Input
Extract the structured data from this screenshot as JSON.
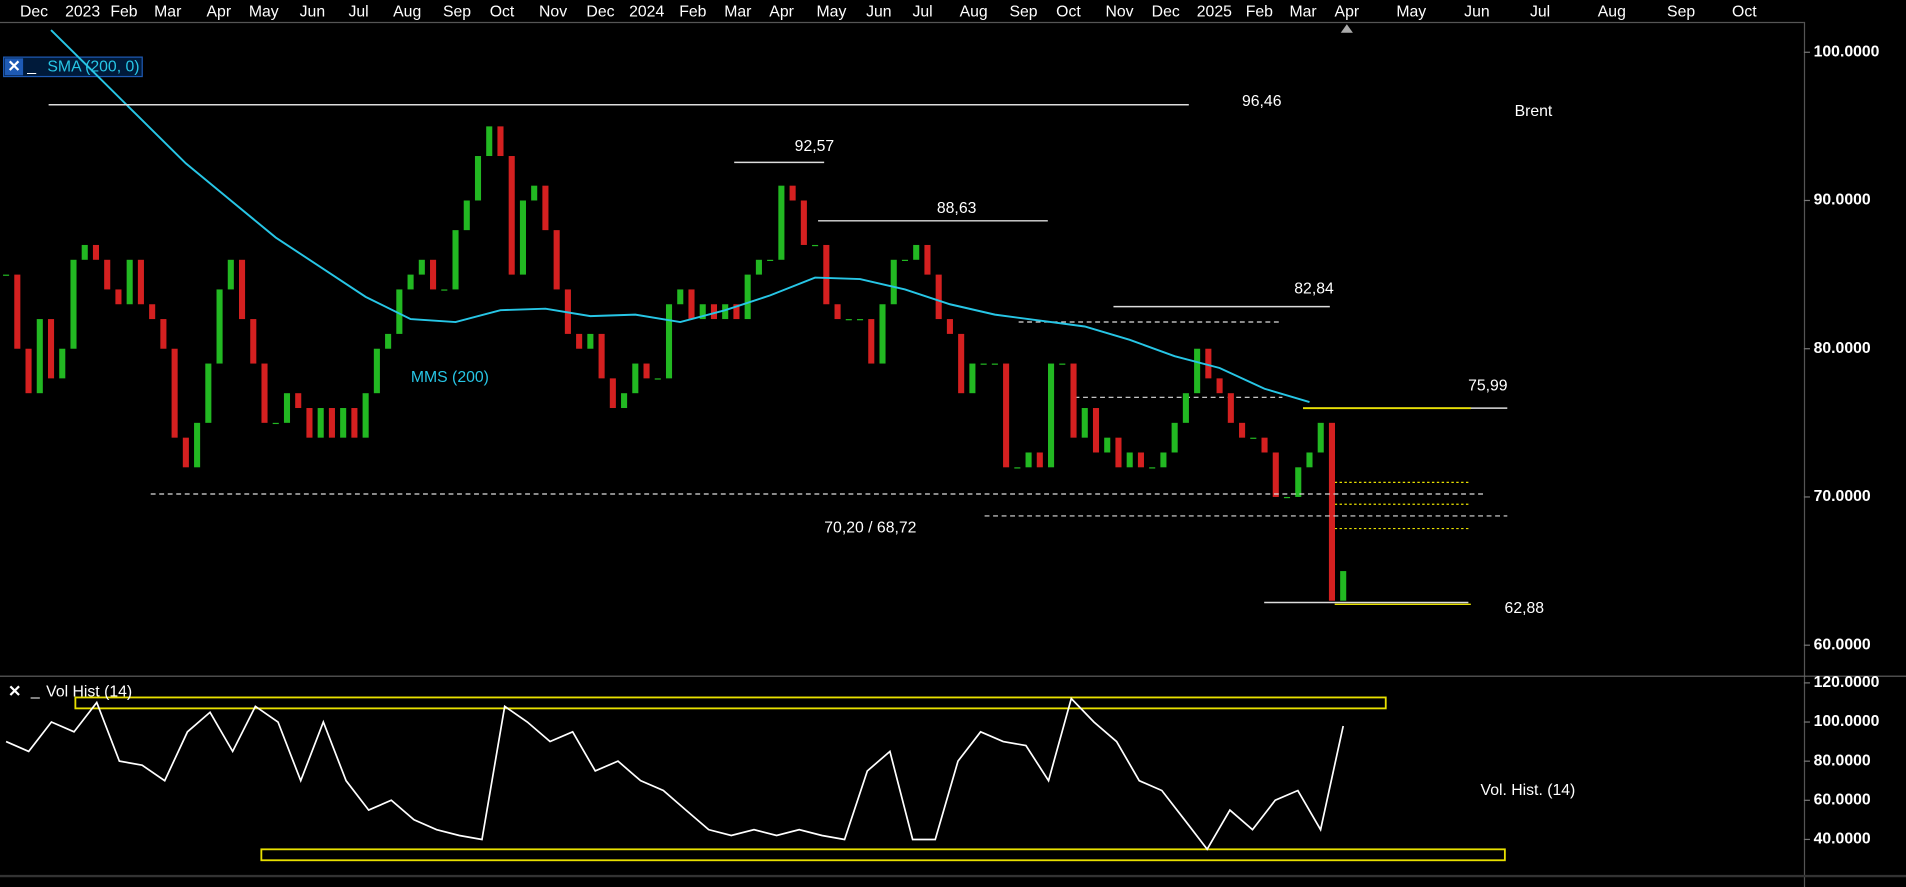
{
  "top_axis": {
    "labels": [
      "Dec",
      "2023",
      "Feb",
      "Mar",
      "Apr",
      "May",
      "Jun",
      "Jul",
      "Aug",
      "Sep",
      "Oct",
      "Nov",
      "Dec",
      "2024",
      "Feb",
      "Mar",
      "Apr",
      "May",
      "Jun",
      "Jul",
      "Aug",
      "Sep",
      "Oct",
      "Nov",
      "Dec",
      "2025",
      "Feb",
      "Mar",
      "Apr",
      "May",
      "Jun",
      "Jul",
      "Aug",
      "Sep",
      "Oct"
    ]
  },
  "chart_data": [
    {
      "type": "candlestick",
      "title": "Brent",
      "indicator_label": "SMA (200, 0)",
      "values": [
        85,
        80,
        77,
        82,
        78,
        80,
        86,
        87,
        86,
        84,
        83,
        86,
        83,
        82,
        80,
        74,
        72,
        75,
        79,
        84,
        86,
        82,
        79,
        75,
        75,
        77,
        76,
        74,
        76,
        74,
        76,
        74,
        77,
        80,
        81,
        84,
        85,
        86,
        84,
        84,
        88,
        90,
        93,
        95,
        93,
        85,
        90,
        91,
        88,
        84,
        81,
        80,
        81,
        78,
        76,
        77,
        79,
        78,
        78,
        83,
        84,
        82,
        83,
        82,
        83,
        82,
        85,
        86,
        86,
        91,
        90,
        87,
        87,
        83,
        82,
        82,
        82,
        79,
        83,
        86,
        86,
        87,
        85,
        82,
        81,
        77,
        79,
        79,
        79,
        72,
        72,
        73,
        72,
        79,
        79,
        74,
        76,
        73,
        74,
        72,
        73,
        72,
        72,
        73,
        75,
        77,
        80,
        78,
        77,
        75,
        74,
        74,
        73,
        70,
        70,
        72,
        73,
        75,
        63,
        65
      ],
      "up_color": "#22b822",
      "down_color": "#d42020",
      "series": [
        {
          "name": "MMS (200)",
          "color": "#27c6e6",
          "values": [
            null,
            101.5,
            98.5,
            95.5,
            92.5,
            90,
            87.5,
            85.5,
            83.5,
            82,
            81.8,
            82.6,
            82.7,
            82.2,
            82.3,
            81.8,
            82.6,
            83.6,
            84.8,
            84.7,
            84,
            83,
            82.3,
            81.9,
            81.5,
            80.6,
            79.5,
            78.7,
            77.3,
            76.4
          ]
        }
      ],
      "ylim": [
        57.95,
        102.05
      ],
      "yticks": [
        {
          "value": 100,
          "label": "100.0000"
        },
        {
          "value": 90,
          "label": "90.0000"
        },
        {
          "value": 80,
          "label": "80.0000"
        },
        {
          "value": 70,
          "label": "70.0000"
        },
        {
          "value": 60,
          "label": "60.0000"
        }
      ],
      "levels": [
        {
          "value": 96.46,
          "label": "96,46"
        },
        {
          "value": 92.57,
          "label": "92,57"
        },
        {
          "value": 88.63,
          "label": "88,63"
        },
        {
          "value": 82.84,
          "label": "82,84"
        },
        {
          "value": 75.99,
          "label": "75,99"
        },
        {
          "value": 62.88,
          "label": "62,88"
        }
      ],
      "support": {
        "label": "70,20 / 68,72",
        "values": [
          70.2,
          68.72
        ]
      }
    },
    {
      "type": "line",
      "title": "Vol. Hist. (14)",
      "indicator_label": "Vol Hist (14)",
      "color": "#ffffff",
      "values": [
        90,
        85,
        100,
        95,
        110,
        80,
        78,
        70,
        95,
        105,
        85,
        108,
        100,
        70,
        100,
        70,
        55,
        60,
        50,
        45,
        42,
        40,
        108,
        100,
        90,
        95,
        75,
        80,
        70,
        65,
        55,
        45,
        42,
        45,
        42,
        45,
        42,
        40,
        75,
        85,
        40,
        40,
        80,
        95,
        90,
        88,
        70,
        112,
        100,
        90,
        70,
        65,
        50,
        35,
        55,
        45,
        60,
        65,
        45,
        98
      ],
      "ylim": [
        21.9,
        122.5
      ],
      "yticks": [
        {
          "value": 120,
          "label": "120.0000"
        },
        {
          "value": 100,
          "label": "100.0000"
        },
        {
          "value": 80,
          "label": "80.0000"
        },
        {
          "value": 60,
          "label": "60.0000"
        },
        {
          "value": 40,
          "label": "40.0000"
        }
      ]
    }
  ]
}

Task statement
The entries above are to be returned exactly, without their pictures.

Finished answer
Extract the structured data from this screenshot as JSON.
{
  "top_axis": {
    "labels": [
      "Dec",
      "2023",
      "Feb",
      "Mar",
      "Apr",
      "May",
      "Jun",
      "Jul",
      "Aug",
      "Sep",
      "Oct",
      "Nov",
      "Dec",
      "2024",
      "Feb",
      "Mar",
      "Apr",
      "May",
      "Jun",
      "Jul",
      "Aug",
      "Sep",
      "Oct",
      "Nov",
      "Dec",
      "2025",
      "Feb",
      "Mar",
      "Apr",
      "May",
      "Jun",
      "Jul",
      "Aug",
      "Sep",
      "Oct"
    ]
  },
  "chart_data": [
    {
      "type": "candlestick",
      "title": "Brent",
      "indicator_label": "SMA (200, 0)",
      "values": [
        85,
        80,
        77,
        82,
        78,
        80,
        86,
        87,
        86,
        84,
        83,
        86,
        83,
        82,
        80,
        74,
        72,
        75,
        79,
        84,
        86,
        82,
        79,
        75,
        75,
        77,
        76,
        74,
        76,
        74,
        76,
        74,
        77,
        80,
        81,
        84,
        85,
        86,
        84,
        84,
        88,
        90,
        93,
        95,
        93,
        85,
        90,
        91,
        88,
        84,
        81,
        80,
        81,
        78,
        76,
        77,
        79,
        78,
        78,
        83,
        84,
        82,
        83,
        82,
        83,
        82,
        85,
        86,
        86,
        91,
        90,
        87,
        87,
        83,
        82,
        82,
        82,
        79,
        83,
        86,
        86,
        87,
        85,
        82,
        81,
        77,
        79,
        79,
        79,
        72,
        72,
        73,
        72,
        79,
        79,
        74,
        76,
        73,
        74,
        72,
        73,
        72,
        72,
        73,
        75,
        77,
        80,
        78,
        77,
        75,
        74,
        74,
        73,
        70,
        70,
        72,
        73,
        75,
        63,
        65
      ],
      "up_color": "#22b822",
      "down_color": "#d42020",
      "series": [
        {
          "name": "MMS (200)",
          "color": "#27c6e6",
          "values": [
            null,
            101.5,
            98.5,
            95.5,
            92.5,
            90,
            87.5,
            85.5,
            83.5,
            82,
            81.8,
            82.6,
            82.7,
            82.2,
            82.3,
            81.8,
            82.6,
            83.6,
            84.8,
            84.7,
            84,
            83,
            82.3,
            81.9,
            81.5,
            80.6,
            79.5,
            78.7,
            77.3,
            76.4
          ]
        }
      ],
      "ylim": [
        57.95,
        102.05
      ],
      "yticks": [
        {
          "value": 100,
          "label": "100.0000"
        },
        {
          "value": 90,
          "label": "90.0000"
        },
        {
          "value": 80,
          "label": "80.0000"
        },
        {
          "value": 70,
          "label": "70.0000"
        },
        {
          "value": 60,
          "label": "60.0000"
        }
      ],
      "levels": [
        {
          "value": 96.46,
          "label": "96,46"
        },
        {
          "value": 92.57,
          "label": "92,57"
        },
        {
          "value": 88.63,
          "label": "88,63"
        },
        {
          "value": 82.84,
          "label": "82,84"
        },
        {
          "value": 75.99,
          "label": "75,99"
        },
        {
          "value": 62.88,
          "label": "62,88"
        }
      ],
      "support": {
        "label": "70,20 / 68,72",
        "values": [
          70.2,
          68.72
        ]
      }
    },
    {
      "type": "line",
      "title": "Vol. Hist. (14)",
      "indicator_label": "Vol Hist (14)",
      "color": "#ffffff",
      "values": [
        90,
        85,
        100,
        95,
        110,
        80,
        78,
        70,
        95,
        105,
        85,
        108,
        100,
        70,
        100,
        70,
        55,
        60,
        50,
        45,
        42,
        40,
        108,
        100,
        90,
        95,
        75,
        80,
        70,
        65,
        55,
        45,
        42,
        45,
        42,
        45,
        42,
        40,
        75,
        85,
        40,
        40,
        80,
        95,
        90,
        88,
        70,
        112,
        100,
        90,
        70,
        65,
        50,
        35,
        55,
        45,
        60,
        65,
        45,
        98
      ],
      "ylim": [
        21.9,
        122.5
      ],
      "yticks": [
        {
          "value": 120,
          "label": "120.0000"
        },
        {
          "value": 100,
          "label": "100.0000"
        },
        {
          "value": 80,
          "label": "80.0000"
        },
        {
          "value": 60,
          "label": "60.0000"
        },
        {
          "value": 40,
          "label": "40.0000"
        }
      ]
    }
  ]
}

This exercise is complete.